** START OF MATERIAL FOR THIS EXERCISE **
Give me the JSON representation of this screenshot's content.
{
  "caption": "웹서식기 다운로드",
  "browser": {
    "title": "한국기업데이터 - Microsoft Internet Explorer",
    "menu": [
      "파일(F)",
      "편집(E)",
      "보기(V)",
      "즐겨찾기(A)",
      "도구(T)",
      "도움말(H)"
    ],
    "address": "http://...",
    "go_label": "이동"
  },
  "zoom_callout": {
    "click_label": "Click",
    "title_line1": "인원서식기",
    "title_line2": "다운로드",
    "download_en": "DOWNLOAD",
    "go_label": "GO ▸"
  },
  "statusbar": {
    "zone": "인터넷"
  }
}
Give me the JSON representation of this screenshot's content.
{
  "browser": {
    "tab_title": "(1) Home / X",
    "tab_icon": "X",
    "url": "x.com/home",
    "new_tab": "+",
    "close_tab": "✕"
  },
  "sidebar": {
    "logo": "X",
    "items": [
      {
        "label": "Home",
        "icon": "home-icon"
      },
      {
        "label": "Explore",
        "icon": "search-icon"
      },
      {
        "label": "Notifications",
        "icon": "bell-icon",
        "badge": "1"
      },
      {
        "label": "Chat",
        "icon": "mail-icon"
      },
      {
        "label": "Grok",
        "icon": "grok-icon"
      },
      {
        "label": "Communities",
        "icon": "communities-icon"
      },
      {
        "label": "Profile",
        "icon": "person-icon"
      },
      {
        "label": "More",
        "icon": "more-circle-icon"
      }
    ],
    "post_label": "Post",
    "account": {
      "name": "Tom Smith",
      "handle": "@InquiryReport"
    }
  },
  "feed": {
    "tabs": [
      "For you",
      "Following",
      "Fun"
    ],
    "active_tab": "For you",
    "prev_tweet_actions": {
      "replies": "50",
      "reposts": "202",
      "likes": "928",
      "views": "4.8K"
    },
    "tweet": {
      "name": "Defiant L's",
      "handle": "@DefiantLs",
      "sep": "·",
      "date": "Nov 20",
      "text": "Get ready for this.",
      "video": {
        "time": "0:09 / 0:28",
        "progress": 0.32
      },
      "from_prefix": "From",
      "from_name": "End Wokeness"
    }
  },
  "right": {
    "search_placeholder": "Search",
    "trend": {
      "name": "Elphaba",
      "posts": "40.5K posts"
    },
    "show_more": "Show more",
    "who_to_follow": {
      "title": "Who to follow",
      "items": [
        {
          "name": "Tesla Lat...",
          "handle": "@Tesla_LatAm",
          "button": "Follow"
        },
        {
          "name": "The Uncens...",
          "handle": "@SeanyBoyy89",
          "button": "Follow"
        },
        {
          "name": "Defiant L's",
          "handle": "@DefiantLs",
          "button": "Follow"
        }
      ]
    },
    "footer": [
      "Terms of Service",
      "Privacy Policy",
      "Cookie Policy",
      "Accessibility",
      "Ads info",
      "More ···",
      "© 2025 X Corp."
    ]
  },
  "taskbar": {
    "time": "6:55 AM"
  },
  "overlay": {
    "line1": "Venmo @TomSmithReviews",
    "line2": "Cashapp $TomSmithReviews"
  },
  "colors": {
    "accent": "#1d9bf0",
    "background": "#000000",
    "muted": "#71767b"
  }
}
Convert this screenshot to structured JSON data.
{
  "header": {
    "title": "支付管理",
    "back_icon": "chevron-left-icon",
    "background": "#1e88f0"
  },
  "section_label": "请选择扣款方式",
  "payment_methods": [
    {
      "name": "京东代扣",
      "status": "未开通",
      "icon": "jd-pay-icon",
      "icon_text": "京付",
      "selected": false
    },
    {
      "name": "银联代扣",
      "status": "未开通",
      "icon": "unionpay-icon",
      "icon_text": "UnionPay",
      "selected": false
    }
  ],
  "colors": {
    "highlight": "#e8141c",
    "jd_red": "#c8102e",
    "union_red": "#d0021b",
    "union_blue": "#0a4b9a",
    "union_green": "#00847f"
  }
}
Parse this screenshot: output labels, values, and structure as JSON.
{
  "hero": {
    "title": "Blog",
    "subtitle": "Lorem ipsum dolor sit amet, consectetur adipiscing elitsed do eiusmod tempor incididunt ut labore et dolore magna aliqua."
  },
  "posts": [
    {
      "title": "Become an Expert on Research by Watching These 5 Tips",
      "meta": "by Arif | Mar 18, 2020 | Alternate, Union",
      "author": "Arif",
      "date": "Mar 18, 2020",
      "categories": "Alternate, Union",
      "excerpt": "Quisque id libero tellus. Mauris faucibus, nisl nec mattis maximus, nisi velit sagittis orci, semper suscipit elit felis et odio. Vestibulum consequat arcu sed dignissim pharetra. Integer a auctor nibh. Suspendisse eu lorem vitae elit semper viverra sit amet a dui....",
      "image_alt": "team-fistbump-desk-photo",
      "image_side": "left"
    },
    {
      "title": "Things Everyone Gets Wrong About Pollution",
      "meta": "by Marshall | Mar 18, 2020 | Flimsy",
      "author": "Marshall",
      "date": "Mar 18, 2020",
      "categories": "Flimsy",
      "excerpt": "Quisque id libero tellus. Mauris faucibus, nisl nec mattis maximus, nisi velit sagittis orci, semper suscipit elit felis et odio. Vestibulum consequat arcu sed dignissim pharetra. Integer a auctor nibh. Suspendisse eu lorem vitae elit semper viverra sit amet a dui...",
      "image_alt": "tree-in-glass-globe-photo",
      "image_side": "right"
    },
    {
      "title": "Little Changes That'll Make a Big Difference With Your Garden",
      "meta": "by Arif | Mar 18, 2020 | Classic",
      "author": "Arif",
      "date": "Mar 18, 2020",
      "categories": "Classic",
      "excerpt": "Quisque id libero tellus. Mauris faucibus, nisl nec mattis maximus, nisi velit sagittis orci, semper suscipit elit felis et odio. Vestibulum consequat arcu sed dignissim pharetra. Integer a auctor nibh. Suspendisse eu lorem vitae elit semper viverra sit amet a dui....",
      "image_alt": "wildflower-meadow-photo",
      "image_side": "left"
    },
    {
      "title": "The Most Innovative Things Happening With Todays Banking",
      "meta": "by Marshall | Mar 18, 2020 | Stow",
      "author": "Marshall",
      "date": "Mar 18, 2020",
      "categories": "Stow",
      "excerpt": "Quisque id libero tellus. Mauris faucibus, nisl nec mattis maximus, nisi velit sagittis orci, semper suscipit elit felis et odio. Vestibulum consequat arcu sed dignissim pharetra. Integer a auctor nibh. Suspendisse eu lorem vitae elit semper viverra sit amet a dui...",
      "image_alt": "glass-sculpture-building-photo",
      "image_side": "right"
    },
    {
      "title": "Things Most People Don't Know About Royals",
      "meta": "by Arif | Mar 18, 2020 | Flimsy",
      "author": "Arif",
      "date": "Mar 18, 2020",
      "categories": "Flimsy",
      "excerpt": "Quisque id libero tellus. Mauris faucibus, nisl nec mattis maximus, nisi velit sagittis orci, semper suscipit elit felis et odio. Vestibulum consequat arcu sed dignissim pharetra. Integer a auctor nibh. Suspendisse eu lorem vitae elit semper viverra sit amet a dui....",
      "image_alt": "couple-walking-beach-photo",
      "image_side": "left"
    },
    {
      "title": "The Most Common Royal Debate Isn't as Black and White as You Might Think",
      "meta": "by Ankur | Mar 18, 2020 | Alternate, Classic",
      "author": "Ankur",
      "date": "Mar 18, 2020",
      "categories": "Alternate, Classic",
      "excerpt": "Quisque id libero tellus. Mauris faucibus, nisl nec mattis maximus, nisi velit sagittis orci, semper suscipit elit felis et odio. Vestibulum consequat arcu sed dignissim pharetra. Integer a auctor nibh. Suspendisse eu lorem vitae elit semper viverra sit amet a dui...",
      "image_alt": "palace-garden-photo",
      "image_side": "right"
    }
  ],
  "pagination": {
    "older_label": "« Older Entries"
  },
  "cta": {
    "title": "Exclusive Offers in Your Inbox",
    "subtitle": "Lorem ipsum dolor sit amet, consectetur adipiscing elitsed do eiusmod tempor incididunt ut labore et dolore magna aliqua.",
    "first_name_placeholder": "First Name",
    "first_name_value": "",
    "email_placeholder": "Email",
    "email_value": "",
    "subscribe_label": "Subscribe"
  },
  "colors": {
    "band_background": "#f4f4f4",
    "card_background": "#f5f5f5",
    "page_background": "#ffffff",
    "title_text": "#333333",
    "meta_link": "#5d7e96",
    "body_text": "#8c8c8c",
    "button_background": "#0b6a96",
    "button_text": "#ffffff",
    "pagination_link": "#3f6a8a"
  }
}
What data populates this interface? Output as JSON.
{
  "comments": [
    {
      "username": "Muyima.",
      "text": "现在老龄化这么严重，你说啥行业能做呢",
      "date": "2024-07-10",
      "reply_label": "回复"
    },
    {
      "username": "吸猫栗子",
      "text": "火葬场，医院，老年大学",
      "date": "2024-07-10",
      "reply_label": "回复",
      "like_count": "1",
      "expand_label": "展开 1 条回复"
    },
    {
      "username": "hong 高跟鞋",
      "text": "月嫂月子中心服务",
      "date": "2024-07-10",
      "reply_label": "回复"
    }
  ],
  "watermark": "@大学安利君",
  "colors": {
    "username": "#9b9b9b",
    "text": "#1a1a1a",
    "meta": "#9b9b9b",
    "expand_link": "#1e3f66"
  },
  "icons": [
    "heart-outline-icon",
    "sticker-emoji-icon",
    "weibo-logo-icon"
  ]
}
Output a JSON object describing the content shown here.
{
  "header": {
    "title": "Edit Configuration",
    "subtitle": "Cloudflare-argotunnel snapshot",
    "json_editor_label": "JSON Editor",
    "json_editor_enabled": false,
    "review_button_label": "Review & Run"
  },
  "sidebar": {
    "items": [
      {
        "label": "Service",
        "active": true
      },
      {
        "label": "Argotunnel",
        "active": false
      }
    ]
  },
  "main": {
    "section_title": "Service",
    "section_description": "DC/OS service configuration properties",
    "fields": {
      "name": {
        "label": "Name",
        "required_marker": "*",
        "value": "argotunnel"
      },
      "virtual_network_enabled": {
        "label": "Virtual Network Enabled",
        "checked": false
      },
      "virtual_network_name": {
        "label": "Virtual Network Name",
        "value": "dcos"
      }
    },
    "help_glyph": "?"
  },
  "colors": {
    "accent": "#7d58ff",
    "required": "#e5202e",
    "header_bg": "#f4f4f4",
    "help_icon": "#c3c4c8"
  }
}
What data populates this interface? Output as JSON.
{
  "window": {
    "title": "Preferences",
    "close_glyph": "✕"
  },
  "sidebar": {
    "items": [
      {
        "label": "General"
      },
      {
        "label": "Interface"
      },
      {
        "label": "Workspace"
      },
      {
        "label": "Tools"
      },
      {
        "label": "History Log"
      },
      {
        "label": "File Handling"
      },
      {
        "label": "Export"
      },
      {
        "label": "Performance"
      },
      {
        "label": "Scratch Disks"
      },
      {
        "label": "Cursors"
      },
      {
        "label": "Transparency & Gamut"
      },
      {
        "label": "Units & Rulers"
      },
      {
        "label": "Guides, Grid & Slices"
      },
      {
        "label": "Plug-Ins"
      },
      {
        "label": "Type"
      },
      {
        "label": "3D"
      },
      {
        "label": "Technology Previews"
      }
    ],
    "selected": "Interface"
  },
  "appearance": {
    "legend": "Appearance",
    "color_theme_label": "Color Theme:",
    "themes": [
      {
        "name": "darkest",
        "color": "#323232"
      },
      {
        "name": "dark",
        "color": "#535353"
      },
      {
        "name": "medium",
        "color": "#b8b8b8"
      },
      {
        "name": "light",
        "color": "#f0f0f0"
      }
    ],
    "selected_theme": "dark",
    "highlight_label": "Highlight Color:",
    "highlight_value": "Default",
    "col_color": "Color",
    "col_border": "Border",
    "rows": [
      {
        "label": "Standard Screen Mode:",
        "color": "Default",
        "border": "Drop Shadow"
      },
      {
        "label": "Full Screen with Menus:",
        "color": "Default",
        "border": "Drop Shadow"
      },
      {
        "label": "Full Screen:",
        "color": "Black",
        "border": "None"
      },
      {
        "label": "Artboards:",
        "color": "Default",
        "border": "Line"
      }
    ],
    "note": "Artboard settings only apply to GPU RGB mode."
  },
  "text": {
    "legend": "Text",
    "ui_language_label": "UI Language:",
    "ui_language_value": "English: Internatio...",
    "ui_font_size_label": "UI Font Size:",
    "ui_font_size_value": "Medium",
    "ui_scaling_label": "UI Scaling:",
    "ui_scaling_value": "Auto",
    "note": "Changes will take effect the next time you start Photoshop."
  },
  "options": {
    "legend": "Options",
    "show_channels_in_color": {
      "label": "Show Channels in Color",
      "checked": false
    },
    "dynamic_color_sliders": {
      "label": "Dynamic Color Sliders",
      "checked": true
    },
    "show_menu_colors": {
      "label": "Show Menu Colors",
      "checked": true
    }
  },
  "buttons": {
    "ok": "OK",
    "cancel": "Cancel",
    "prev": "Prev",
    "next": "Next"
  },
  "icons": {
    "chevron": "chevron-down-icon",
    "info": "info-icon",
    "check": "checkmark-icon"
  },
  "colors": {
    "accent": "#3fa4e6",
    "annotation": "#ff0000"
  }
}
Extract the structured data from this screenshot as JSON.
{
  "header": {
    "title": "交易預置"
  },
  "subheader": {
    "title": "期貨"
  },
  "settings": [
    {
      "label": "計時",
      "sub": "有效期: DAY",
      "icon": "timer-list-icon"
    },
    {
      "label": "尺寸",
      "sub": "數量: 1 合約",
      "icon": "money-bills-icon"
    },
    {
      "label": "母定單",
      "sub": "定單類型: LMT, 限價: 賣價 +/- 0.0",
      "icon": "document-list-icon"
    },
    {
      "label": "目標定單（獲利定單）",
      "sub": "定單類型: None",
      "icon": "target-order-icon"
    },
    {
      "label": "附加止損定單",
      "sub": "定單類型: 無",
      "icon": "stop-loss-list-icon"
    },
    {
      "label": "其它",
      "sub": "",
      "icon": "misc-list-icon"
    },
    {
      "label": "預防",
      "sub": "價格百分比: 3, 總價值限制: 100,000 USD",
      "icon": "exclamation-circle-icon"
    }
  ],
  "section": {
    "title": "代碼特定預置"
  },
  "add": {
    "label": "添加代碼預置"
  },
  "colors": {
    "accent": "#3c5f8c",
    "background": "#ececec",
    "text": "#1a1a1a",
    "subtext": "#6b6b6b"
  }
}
** END OF MATERIAL FOR THIS EXERCISE **
AIM:
Show the lines that mention the word "Flimsy".

FINISHED ANSWER:
      "meta": "by Marshall | Mar 18, 2020 | Flimsy",
      "categories": "Flimsy",
      "meta": "by Arif | Mar 18, 2020 | Flimsy",
      "categories": "Flimsy",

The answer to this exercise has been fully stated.